──────── Task data ────────

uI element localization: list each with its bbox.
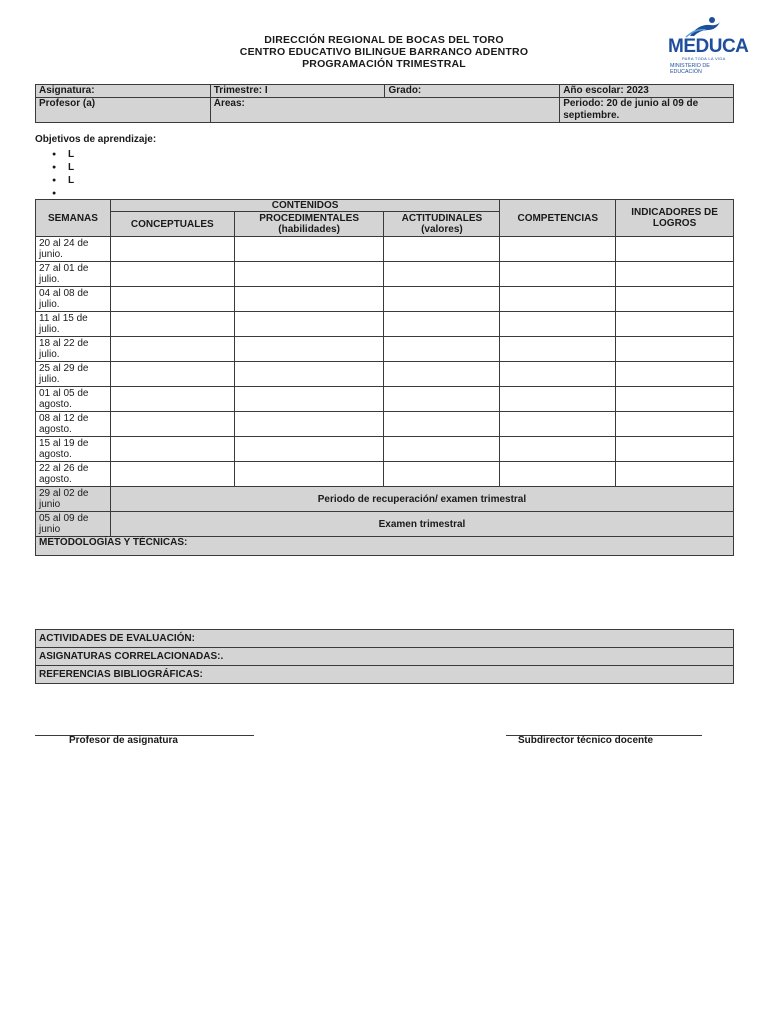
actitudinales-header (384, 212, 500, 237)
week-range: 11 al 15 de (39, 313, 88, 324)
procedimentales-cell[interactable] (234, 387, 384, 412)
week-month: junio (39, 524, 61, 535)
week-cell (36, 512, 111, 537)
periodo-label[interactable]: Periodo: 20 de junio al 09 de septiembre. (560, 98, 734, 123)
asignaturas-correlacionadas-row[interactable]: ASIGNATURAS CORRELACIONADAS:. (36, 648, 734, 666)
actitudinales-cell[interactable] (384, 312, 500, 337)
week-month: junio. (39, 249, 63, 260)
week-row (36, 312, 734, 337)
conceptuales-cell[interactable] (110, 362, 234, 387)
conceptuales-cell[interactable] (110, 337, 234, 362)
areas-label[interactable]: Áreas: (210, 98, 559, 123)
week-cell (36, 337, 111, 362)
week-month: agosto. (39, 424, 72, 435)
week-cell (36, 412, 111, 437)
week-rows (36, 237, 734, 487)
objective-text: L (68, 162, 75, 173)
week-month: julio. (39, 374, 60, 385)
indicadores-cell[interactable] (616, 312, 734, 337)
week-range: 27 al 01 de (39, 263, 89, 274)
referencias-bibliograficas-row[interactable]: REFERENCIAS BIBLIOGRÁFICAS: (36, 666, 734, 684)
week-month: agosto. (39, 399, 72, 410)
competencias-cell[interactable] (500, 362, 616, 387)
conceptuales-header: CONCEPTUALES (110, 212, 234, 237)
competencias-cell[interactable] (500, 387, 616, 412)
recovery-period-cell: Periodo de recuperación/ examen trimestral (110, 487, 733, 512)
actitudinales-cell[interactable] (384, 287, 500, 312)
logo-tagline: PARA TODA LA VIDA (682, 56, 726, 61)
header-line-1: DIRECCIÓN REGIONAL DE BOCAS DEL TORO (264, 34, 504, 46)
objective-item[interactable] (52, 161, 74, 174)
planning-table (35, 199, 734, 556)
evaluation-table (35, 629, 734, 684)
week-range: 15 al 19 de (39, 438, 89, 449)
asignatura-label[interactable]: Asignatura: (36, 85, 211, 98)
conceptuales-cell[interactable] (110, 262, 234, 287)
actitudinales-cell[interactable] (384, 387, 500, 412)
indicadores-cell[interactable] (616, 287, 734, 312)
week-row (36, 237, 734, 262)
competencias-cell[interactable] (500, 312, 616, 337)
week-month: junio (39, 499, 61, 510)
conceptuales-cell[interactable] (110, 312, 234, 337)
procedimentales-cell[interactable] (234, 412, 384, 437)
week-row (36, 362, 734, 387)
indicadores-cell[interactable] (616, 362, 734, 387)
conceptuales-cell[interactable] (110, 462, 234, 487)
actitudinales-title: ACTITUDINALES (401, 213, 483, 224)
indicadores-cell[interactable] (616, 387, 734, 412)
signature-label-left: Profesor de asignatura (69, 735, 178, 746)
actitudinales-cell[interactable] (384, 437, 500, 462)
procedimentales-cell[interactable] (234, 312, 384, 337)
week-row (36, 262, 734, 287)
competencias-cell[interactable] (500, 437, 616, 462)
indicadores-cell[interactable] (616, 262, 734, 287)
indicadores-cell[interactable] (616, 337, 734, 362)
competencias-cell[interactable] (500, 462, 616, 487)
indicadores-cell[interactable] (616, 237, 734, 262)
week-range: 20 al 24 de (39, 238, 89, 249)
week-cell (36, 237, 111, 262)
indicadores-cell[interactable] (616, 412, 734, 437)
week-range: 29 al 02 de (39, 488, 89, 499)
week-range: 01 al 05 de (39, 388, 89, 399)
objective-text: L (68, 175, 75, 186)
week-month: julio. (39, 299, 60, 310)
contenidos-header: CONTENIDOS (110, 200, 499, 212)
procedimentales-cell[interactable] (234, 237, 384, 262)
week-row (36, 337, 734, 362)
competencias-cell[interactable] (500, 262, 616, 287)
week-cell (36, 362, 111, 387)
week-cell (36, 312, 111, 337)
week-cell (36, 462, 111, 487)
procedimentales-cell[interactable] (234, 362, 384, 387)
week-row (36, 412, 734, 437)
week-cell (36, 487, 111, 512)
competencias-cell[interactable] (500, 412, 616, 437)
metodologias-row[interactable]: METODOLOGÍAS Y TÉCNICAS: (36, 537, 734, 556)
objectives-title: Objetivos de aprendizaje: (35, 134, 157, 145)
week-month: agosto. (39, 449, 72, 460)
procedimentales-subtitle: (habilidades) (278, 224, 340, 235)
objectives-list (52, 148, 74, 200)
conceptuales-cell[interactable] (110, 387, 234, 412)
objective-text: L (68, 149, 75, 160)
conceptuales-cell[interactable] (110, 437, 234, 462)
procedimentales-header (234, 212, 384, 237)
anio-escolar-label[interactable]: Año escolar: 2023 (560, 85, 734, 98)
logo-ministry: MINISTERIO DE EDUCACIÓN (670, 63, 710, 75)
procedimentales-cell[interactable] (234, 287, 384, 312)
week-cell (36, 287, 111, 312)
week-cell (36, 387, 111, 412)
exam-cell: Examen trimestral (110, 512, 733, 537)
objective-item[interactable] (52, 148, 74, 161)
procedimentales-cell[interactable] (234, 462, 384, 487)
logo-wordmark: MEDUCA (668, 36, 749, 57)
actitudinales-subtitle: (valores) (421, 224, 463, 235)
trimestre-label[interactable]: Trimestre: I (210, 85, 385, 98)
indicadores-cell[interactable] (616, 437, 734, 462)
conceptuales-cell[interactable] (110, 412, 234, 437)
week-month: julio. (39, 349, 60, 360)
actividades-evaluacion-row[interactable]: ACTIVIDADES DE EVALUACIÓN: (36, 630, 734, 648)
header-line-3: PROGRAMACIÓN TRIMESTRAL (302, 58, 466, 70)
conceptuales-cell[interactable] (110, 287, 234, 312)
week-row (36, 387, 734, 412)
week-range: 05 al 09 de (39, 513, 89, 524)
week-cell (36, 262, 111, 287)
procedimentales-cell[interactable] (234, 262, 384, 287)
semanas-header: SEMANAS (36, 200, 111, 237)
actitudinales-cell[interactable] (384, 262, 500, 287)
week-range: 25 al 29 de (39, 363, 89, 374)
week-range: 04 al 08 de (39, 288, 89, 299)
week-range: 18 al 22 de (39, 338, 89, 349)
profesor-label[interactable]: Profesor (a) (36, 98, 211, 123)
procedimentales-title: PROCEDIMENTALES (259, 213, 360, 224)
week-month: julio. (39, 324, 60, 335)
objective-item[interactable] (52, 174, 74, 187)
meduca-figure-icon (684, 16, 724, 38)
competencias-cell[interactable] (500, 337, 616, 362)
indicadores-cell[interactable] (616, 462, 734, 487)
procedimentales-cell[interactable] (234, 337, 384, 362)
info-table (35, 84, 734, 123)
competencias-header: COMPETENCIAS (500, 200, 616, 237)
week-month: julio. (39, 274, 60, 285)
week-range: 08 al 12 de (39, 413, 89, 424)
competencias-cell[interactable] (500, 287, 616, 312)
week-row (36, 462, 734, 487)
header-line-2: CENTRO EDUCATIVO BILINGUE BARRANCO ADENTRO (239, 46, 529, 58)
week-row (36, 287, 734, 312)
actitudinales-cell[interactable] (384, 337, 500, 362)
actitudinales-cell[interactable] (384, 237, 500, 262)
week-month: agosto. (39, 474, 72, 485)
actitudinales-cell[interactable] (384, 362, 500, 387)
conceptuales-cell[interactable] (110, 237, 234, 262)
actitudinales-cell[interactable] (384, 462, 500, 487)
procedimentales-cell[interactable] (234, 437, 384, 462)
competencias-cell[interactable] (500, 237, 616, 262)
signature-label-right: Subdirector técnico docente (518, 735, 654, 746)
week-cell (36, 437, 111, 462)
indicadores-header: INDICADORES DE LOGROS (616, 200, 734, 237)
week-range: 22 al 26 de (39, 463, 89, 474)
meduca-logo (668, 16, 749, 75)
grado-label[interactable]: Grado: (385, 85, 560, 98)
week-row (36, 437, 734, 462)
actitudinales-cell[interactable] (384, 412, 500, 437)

────────
──────── Task data ────────

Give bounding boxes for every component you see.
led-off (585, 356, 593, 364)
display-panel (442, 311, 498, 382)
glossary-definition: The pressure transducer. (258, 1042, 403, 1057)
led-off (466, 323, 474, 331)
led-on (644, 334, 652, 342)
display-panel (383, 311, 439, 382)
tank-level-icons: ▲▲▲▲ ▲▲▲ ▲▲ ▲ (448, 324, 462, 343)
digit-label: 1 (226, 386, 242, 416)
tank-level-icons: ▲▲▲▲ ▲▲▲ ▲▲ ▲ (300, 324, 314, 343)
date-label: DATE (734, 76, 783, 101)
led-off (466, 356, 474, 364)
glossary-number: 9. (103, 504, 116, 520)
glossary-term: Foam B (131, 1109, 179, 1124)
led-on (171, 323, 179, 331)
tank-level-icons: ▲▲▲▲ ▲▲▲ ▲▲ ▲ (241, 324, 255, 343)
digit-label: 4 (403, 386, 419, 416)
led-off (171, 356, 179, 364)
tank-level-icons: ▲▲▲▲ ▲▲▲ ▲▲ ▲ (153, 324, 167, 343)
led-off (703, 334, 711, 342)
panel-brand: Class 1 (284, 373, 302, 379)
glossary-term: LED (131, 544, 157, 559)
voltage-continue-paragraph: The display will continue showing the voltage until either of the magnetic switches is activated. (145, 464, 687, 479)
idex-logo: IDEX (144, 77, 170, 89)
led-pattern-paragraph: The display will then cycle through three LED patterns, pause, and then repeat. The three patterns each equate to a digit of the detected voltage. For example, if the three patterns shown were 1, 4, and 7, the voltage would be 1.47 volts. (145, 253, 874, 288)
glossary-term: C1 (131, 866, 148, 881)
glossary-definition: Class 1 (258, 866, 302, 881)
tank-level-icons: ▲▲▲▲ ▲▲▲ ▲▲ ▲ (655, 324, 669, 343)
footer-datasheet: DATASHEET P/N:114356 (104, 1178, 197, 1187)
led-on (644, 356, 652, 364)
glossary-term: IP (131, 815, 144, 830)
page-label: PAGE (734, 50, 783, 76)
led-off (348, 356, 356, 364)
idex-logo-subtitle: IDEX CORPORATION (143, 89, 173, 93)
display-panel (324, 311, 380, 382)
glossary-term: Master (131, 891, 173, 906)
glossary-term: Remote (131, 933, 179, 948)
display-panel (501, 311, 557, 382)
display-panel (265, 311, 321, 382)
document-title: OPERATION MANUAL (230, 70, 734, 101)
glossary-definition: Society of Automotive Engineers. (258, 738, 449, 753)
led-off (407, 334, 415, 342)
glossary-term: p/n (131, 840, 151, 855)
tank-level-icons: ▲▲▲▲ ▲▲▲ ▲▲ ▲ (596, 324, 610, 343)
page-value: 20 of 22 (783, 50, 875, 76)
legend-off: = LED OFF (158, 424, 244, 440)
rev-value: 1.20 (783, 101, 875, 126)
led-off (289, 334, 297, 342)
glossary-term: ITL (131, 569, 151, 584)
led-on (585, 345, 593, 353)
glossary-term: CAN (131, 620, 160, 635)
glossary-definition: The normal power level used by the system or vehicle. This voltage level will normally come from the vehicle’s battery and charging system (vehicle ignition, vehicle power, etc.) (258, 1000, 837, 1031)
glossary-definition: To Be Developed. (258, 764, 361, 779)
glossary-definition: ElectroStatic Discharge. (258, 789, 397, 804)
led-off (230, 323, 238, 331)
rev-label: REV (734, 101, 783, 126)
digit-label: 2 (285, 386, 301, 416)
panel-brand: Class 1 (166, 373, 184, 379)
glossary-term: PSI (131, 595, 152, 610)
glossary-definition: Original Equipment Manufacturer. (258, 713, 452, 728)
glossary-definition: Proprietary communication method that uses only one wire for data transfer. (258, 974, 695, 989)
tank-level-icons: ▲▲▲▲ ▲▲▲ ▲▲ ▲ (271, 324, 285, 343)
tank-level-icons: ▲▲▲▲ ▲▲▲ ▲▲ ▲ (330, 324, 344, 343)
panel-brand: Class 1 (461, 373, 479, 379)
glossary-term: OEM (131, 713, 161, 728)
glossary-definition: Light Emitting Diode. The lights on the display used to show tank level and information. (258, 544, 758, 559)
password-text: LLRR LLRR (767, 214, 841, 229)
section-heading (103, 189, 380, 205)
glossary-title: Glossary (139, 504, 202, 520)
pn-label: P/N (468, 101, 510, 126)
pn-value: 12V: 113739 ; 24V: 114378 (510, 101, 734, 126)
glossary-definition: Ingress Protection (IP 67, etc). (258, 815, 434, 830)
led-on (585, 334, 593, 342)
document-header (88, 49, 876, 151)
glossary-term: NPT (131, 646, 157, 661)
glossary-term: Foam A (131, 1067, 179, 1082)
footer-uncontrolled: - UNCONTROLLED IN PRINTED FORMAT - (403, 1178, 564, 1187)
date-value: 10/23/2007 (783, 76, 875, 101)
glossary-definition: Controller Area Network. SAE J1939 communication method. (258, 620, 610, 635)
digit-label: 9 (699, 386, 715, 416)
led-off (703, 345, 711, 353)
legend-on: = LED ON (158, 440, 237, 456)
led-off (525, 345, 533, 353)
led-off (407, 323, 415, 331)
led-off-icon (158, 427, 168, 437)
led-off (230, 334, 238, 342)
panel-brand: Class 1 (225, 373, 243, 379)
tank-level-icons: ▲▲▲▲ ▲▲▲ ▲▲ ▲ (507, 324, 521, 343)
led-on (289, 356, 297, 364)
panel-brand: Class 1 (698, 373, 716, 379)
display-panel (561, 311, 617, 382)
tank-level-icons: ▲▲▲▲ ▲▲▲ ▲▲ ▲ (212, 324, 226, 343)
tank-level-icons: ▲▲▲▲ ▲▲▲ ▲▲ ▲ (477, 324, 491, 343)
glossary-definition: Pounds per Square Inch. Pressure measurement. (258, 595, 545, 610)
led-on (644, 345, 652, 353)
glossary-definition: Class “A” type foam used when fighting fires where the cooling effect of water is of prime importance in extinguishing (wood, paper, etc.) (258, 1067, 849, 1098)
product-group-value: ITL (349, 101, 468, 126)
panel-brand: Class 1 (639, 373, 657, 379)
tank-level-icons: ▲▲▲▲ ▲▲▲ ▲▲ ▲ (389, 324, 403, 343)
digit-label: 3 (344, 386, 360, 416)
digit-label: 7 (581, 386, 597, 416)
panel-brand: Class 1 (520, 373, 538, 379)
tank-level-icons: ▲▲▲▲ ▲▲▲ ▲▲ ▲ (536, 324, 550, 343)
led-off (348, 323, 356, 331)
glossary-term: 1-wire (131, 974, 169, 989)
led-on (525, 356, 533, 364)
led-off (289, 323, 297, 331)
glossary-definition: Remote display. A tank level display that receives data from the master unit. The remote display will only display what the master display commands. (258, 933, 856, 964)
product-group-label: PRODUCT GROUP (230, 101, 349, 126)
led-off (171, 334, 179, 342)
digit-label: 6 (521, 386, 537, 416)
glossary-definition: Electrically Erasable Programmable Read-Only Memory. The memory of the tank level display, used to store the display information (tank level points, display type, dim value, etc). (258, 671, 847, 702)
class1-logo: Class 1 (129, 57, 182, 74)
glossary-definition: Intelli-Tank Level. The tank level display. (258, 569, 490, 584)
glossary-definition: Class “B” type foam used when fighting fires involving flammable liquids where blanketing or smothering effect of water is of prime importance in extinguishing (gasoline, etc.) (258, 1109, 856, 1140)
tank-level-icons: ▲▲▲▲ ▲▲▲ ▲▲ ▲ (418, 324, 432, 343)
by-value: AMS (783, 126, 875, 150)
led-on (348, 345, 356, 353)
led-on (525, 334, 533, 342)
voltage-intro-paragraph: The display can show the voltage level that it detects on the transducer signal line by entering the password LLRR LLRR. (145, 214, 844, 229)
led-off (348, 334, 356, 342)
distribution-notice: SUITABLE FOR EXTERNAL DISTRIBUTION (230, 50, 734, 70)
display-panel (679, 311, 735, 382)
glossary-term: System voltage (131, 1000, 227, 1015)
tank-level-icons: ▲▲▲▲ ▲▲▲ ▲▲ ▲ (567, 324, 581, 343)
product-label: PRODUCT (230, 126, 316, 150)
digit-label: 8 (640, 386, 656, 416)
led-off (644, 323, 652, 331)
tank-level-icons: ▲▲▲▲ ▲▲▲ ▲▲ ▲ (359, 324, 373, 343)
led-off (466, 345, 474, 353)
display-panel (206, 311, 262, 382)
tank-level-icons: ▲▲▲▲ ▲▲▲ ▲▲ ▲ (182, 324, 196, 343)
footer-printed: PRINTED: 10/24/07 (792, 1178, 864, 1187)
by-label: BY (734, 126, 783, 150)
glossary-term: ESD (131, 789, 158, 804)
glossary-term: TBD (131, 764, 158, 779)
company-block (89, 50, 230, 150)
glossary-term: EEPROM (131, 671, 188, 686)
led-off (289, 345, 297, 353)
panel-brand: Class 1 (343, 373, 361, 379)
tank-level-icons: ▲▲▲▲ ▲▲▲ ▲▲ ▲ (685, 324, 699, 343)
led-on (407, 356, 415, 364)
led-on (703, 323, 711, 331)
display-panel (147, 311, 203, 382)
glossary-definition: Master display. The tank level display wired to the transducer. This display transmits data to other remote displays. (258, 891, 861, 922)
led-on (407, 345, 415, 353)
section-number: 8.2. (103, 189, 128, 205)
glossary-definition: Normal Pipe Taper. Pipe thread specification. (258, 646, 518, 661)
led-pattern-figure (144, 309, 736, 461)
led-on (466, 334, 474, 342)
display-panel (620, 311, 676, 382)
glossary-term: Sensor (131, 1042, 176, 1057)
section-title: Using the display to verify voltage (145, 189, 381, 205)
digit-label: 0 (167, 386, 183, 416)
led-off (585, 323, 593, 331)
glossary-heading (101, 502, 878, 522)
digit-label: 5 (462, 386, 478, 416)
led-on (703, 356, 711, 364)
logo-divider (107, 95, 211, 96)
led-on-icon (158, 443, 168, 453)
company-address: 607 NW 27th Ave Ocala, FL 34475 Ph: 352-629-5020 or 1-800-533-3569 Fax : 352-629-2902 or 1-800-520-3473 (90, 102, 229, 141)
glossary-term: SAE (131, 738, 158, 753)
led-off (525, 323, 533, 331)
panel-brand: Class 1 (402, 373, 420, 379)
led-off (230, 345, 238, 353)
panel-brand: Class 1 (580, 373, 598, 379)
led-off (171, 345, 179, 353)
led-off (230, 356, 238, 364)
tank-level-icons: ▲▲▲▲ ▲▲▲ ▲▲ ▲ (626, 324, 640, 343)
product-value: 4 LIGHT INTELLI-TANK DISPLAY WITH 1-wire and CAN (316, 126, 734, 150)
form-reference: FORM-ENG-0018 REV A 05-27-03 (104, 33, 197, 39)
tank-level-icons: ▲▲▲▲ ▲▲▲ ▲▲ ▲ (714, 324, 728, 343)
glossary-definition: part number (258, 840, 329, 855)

────────

* [Task]: Format the items starting at the line containing "actitudinales-header (384, 212, 500, 237)" and ending at the line containing "recovery-period-cell: Periodo de", both included, as a JSON list of strings with one string per line and blank lines left out.

* [Full output]:
[
  "actitudinales-header (384, 212, 500, 237)",
  "week-range: 11 al 15 de (39, 313, 88, 324)",
  "procedimentales-cell[interactable] (234, 387, 384, 412)",
  "week-month: junio (39, 524, 61, 535)",
  "week-cell (36, 512, 111, 537)",
  "periodo-label[interactable]: Periodo: 20 de junio al 09 de septiembre. (560, 98, 734, 123)",
  "asignaturas-correlacionadas-row[interactable]: ASIGNATURAS CORRELACIONADAS:. (36, 648, 734, 666)",
  "actitudinales-cell[interactable] (384, 312, 500, 337)",
  "week-month: junio. (39, 249, 63, 260)",
  "week-row (36, 312, 734, 337)",
  "conceptuales-cell[interactable] (110, 362, 234, 387)",
  "conceptuales-cell[interactable] (110, 337, 234, 362)",
  "areas-label[interactable]: Áreas: (210, 98, 559, 123)",
  "week-cell (36, 337, 111, 362)",
  "week-month: agosto. (39, 424, 72, 435)",
  "week-cell (36, 412, 111, 437)",
  "week-rows (36, 237, 734, 487)",
  "objective-text: L (68, 162, 75, 173)",
  "week-month: julio. (39, 374, 60, 385)",
  "indicadores-cell[interactable] (616, 312, 734, 337)",
  "week-range: 27 al 01 de (39, 263, 89, 274)",
  "referencias-bibliograficas-row[interactable]: REFERENCIAS BIBLIOGRÁFICAS: (36, 666, 734, 684)",
  "week-month: agosto. (39, 399, 72, 410)",
  "competencias-cell[interactable] (500, 362, 616, 387)",
  "conceptuales-header: CONCEPTUALES (110, 212, 234, 237)",
  "competencias-cell[interactable] (500, 387, 616, 412)",
  "recovery-period-cell: Periodo de recuperación/ examen trimestral (110, 487, 733, 512)"
]